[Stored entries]
————
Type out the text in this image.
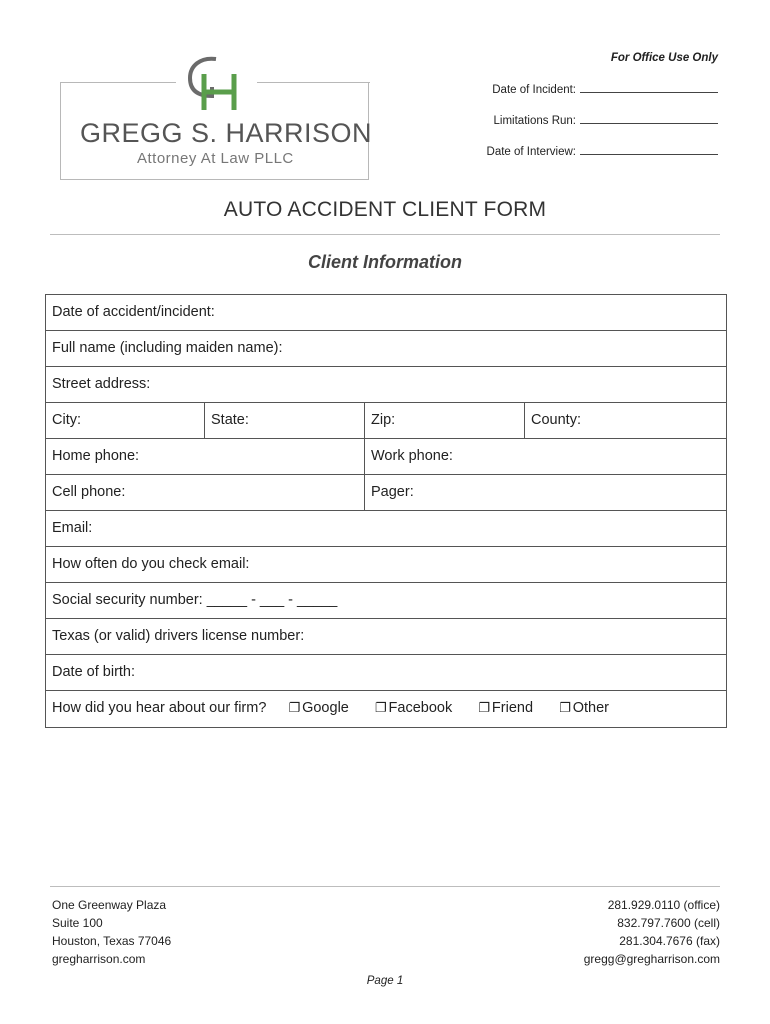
GREGG S. HARRISON
Attorney At Law PLLC
For Office Use Only
Date of Incident:
Limitations Run:
Date of Interview:
AUTO ACCIDENT CLIENT FORM
Client Information
Date of accident/incident:
Full name (including maiden name):
Street address:
City:	State:	Zip:	County:
Home phone:	Work phone:
Cell phone:	Pager:
Email:
How often do you check email:
Social security number: _____ - ___ - _____
Texas (or valid) drivers license number:
Date of birth:
How did you hear about our firm? ❐ Google ❐ Facebook ❐ Friend ❐ Other
One Greenway Plaza
Suite 100
Houston, Texas 77046
gregharrison.com
281.929.0110 (office)
832.797.7600 (cell)
281.304.7676 (fax)
gregg@gregharrison.com
Page 1
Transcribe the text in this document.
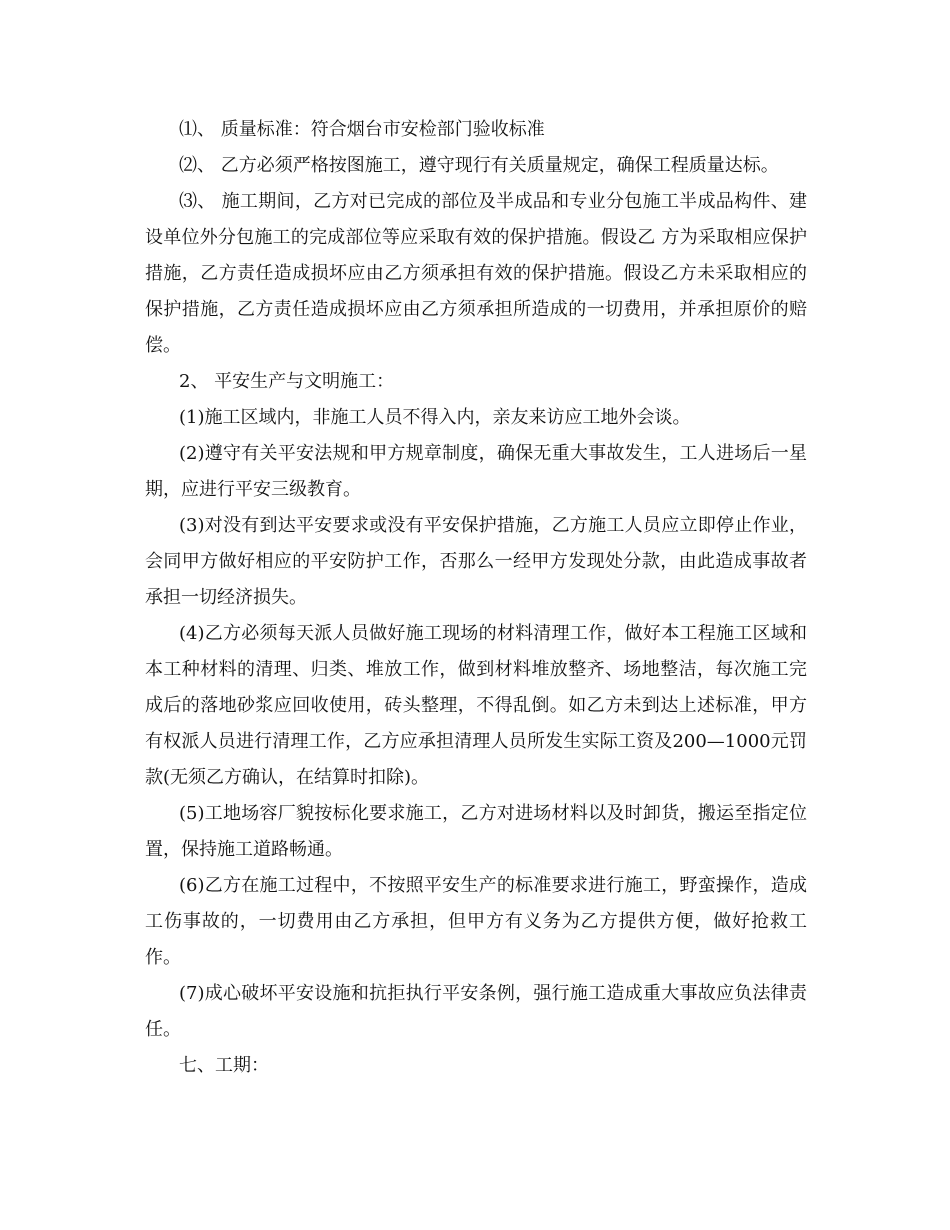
⑴、 质量标准：符合烟台市安检部门验收标准

⑵、 乙方必须严格按图施工，遵守现行有关质量规定，确保工程质量达标。

⑶、 施工期间，乙方对已完成的部位及半成品和专业分包施工半成品构件、建设单位外分包施工的完成部位等应采取有效的保护措施。假设乙 方为采取相应保护措施，乙方责任造成损坏应由乙方须承担有效的保护措施。假设乙方未采取相应的保护措施，乙方责任造成损坏应由乙方须承担所造成的一切费用，并承担原价的赔偿。

2、 平安生产与文明施工：

(1)施工区域内，非施工人员不得入内，亲友来访应工地外会谈。

(2)遵守有关平安法规和甲方规章制度，确保无重大事故发生，工人进场后一星期，应进行平安三级教育。

(3)对没有到达平安要求或没有平安保护措施，乙方施工人员应立即停止作业，会同甲方做好相应的平安防护工作，否那么一经甲方发现处分款，由此造成事故者承担一切经济损失。

(4)乙方必须每天派人员做好施工现场的材料清理工作，做好本工程施工区域和本工种材料的清理、归类、堆放工作，做到材料堆放整齐、场地整洁，每次施工完成后的落地砂浆应回收使用，砖头整理，不得乱倒。如乙方未到达上述标准，甲方有权派人员进行清理工作，乙方应承担清理人员所发生实际工资及200—1000元罚款(无须乙方确认，在结算时扣除)。

(5)工地场容厂貌按标化要求施工，乙方对进场材料以及时卸货，搬运至指定位置，保持施工道路畅通。

(6)乙方在施工过程中，不按照平安生产的标准要求进行施工，野蛮操作，造成工伤事故的，一切费用由乙方承担，但甲方有义务为乙方提供方便，做好抢救工作。

(7)成心破坏平安设施和抗拒执行平安条例，强行施工造成重大事故应负法律责任。

七、工期：
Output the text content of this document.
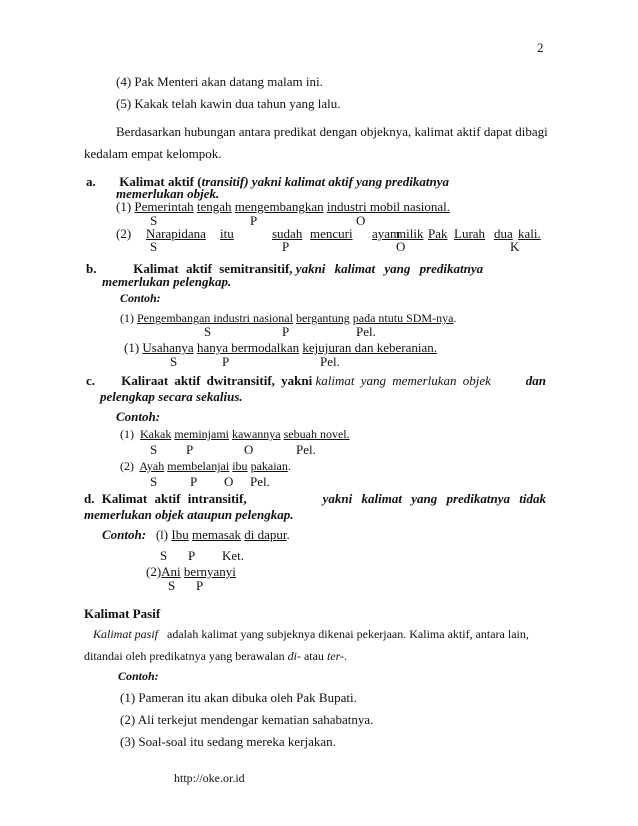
2
(4) Pak Menteri akan datang malam ini.
(5) Kakak telah kawin dua tahun yang lalu.
Berdasarkan hubungan antara predikat dengan objeknya, kalimat aktif dapat dibagi
kedalam empat kelompok.
a. Kalimat aktif (transitif) yakni kalimat aktif yang predikatnya
memerlukan objek.
(1) Pemerintah tengah mengembangkan industri mobil nasional.
S	P	O
(2) Narapidana itu	sudah mencuri ayam
milik Pak Lurah dua kali.
S	P	O	K
b.	Kalimat aktif semitransitif, yakni kalimat yang predikatnya
memerlukan pelengkap.
Contoh:
(1) Pengembangan industri nasional bergantung pada ntutu SDM-nya.
S	P	Pel.
(1) Usahanya hanya bermodalkan kejujuran dan keberanian.
S	P	Pel.
c. Kaliraat aktif dwitransitif, yakni kalimat yang memerlukan objek	dan
pelengkap secara sekalius.
Contoh:
(1) Kakak meminjami kawannya sebuah novel.
S P	O	Pel.
(2) Ayah membelanjai ibu pakaian.
S	P O Pel.
d. Kalimat aktif intransitif,	yakni kalimat yang predikatnya tidak
memerlukan objek ataupun pelengkap.
Contoh: (l) Ibu memasak di dapur.
S P Ket.
(2)Ani bernyanyi
S P
Kalimat Pasif
Kalimat pasif adalah kalimat yang subjeknya dikenai pekerjaan. Kalima aktif, antara lain,
ditandai oleh predikatnya yang berawalan di- atau ter-.
Contoh:
(1) Pameran itu akan dibuka oleh Pak Bupati.
(2) Ali terkejut mendengar kematian sahabatnya.
(3) Soal-soal itu sedang mereka kerjakan.
http://oke.or.id
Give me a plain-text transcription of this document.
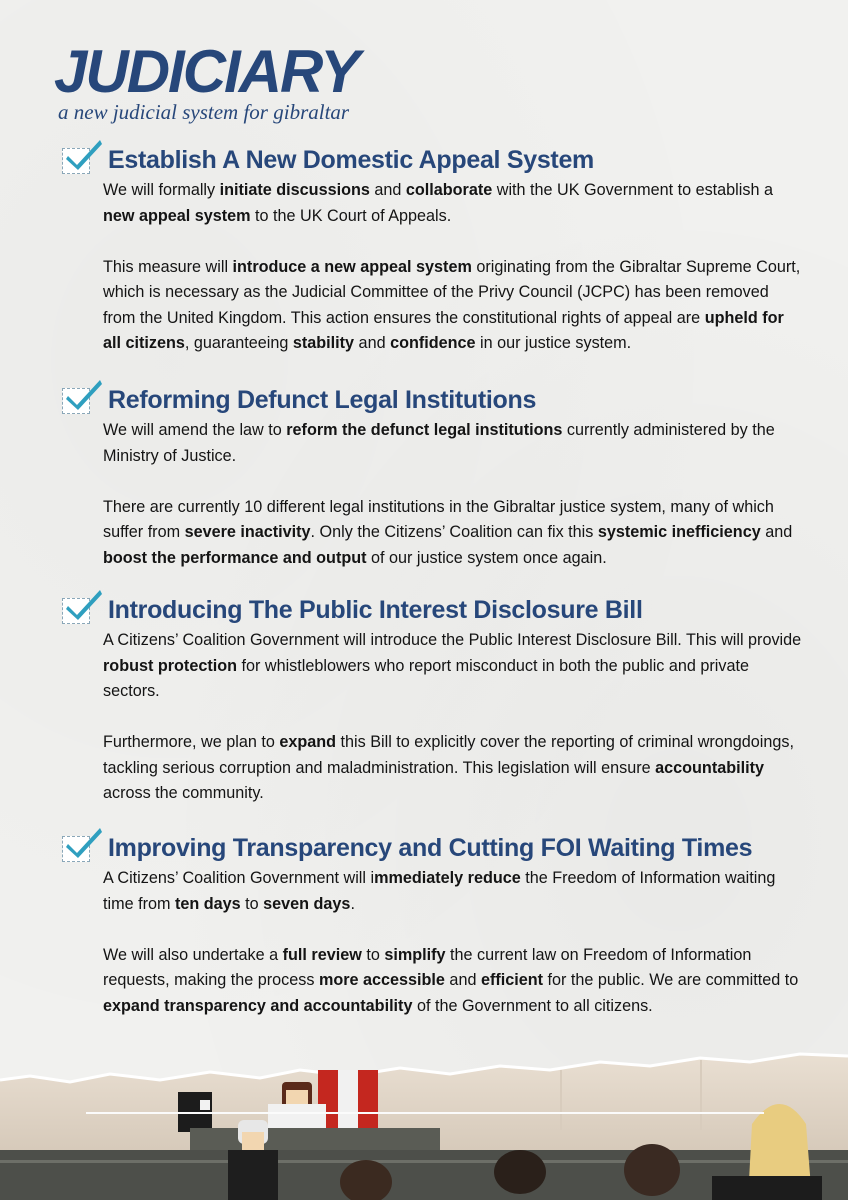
JUDICIARY
a new judicial system for gibraltar
Establish A New Domestic Appeal System

We will formally initiate discussions and collaborate with the UK Government to establish a new appeal system to the UK Court of Appeals.

This measure will introduce a new appeal system originating from the Gibraltar Supreme Court, which is necessary as the Judicial Committee of the Privy Council (JCPC) has been removed from the United Kingdom. This action ensures the constitutional rights of appeal are upheld for all citizens, guaranteeing stability and confidence in our justice system.

Reforming Defunct Legal Institutions

We will amend the law to reform the defunct legal institutions currently administered by the Ministry of Justice.

There are currently 10 different legal institutions in the Gibraltar justice system, many of which suffer from severe inactivity. Only the Citizens’ Coalition can fix this systemic inefficiency and boost the performance and output of our justice system once again.

Introducing The Public Interest Disclosure Bill

A Citizens’ Coalition Government will introduce the Public Interest Disclosure Bill. This will provide robust protection for whistleblowers who report misconduct in both the public and private sectors.

Furthermore, we plan to expand this Bill to explicitly cover the reporting of criminal wrongdoings, tackling serious corruption and maladministration. This legislation will ensure accountability across the community.

Improving Transparency and Cutting FOI Waiting Times

A Citizens’ Coalition Government will immediately reduce the Freedom of Information waiting time from ten days to seven days.

We will also undertake a full review to simplify the current law on Freedom of Information requests, making the process more accessible and efficient for the public. We are committed to expand transparency and accountability of the Government to all citizens.
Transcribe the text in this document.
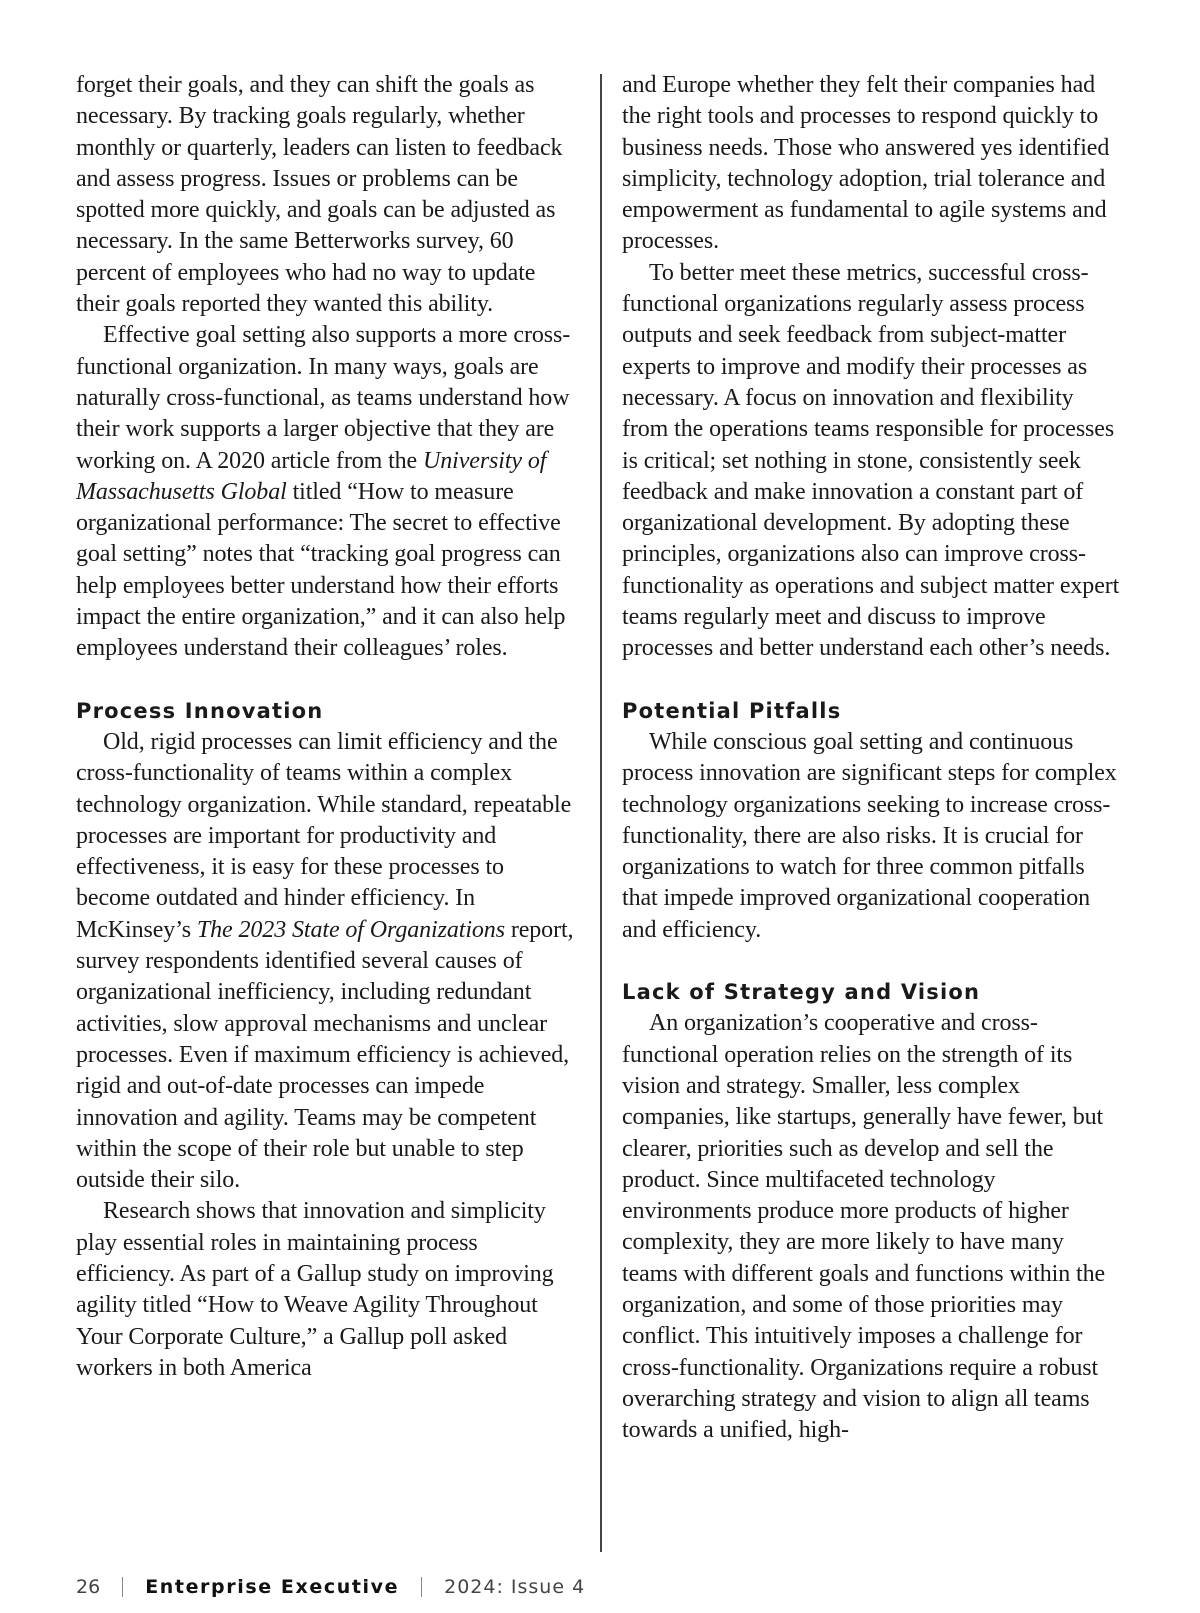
forget their goals, and they can shift the goals as necessary. By tracking goals regularly, whether monthly or quarterly, leaders can listen to feedback and assess progress. Issues or problems can be spotted more quickly, and goals can be adjusted as necessary. In the same Betterworks survey, 60 percent of employees who had no way to update their goals reported they wanted this ability.

Effective goal setting also supports a more cross-functional organization. In many ways, goals are naturally cross-functional, as teams understand how their work supports a larger objective that they are working on. A 2020 article from the University of Massachusetts Global titled “How to measure organizational performance: The secret to effective goal setting” notes that “tracking goal progress can help employees better understand how their efforts impact the entire organization,” and it can also help employees understand their colleagues’ roles.

Process Innovation

Old, rigid processes can limit efficiency and the cross-functionality of teams within a complex technology organization. While standard, repeatable processes are important for productivity and effectiveness, it is easy for these processes to become outdated and hinder efficiency. In McKinsey’s The 2023 State of Organizations report, survey respondents identified several causes of organizational inefficiency, including redundant activities, slow approval mechanisms and unclear processes. Even if maximum efficiency is achieved, rigid and out-of-date processes can impede innovation and agility. Teams may be competent within the scope of their role but unable to step outside their silo.

Research shows that innovation and simplicity play essential roles in maintaining process efficiency. As part of a Gallup study on improving agility titled “How to Weave Agility Throughout Your Corporate Culture,” a Gallup poll asked workers in both America

and Europe whether they felt their companies had the right tools and processes to respond quickly to business needs. Those who answered yes identified simplicity, technology adoption, trial tolerance and empowerment as fundamental to agile systems and processes.

To better meet these metrics, successful cross-functional organizations regularly assess process outputs and seek feedback from subject-matter experts to improve and modify their processes as necessary. A focus on innovation and flexibility from the operations teams responsible for processes is critical; set nothing in stone, consistently seek feedback and make innovation a constant part of organizational development. By adopting these principles, organizations also can improve cross-functionality as operations and subject matter expert teams regularly meet and discuss to improve processes and better understand each other’s needs.

Potential Pitfalls

While conscious goal setting and continuous process innovation are significant steps for complex technology organizations seeking to increase cross-functionality, there are also risks. It is crucial for organizations to watch for three common pitfalls that impede improved organizational cooperation and efficiency.

Lack of Strategy and Vision

An organization’s cooperative and cross-functional operation relies on the strength of its vision and strategy. Smaller, less complex companies, like startups, generally have fewer, but clearer, priorities such as develop and sell the product. Since multifaceted technology environments produce more products of higher complexity, they are more likely to have many teams with different goals and functions within the organization, and some of those priorities may conflict. This intuitively imposes a challenge for cross-functionality. Organizations require a robust overarching strategy and vision to align all teams towards a unified, high-

26 Enterprise Executive 2024: Issue 4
————
▸ WHAT IS ASKED: Gather all lines from the records above in which "aktif" appears.

▸ SOLVED PROBLEM:
Berdasarkan hubungan antara predikat dengan objeknya, kalimat aktif dapat dibagi
a. Kalimat aktif (transitif) yakni kalimat aktif yang predikatnya
b.	Kalimat aktif semitransitif, yakni kalimat yang predikatnya
c. Kaliraat aktif dwitransitif, yakni kalimat yang memerlukan objek	dan
d. Kalimat aktif intransitif,	yakni kalimat yang predikatnya tidak
Kalimat pasif adalah kalimat yang subjeknya dikenai pekerjaan. Kalima aktif, antara lain,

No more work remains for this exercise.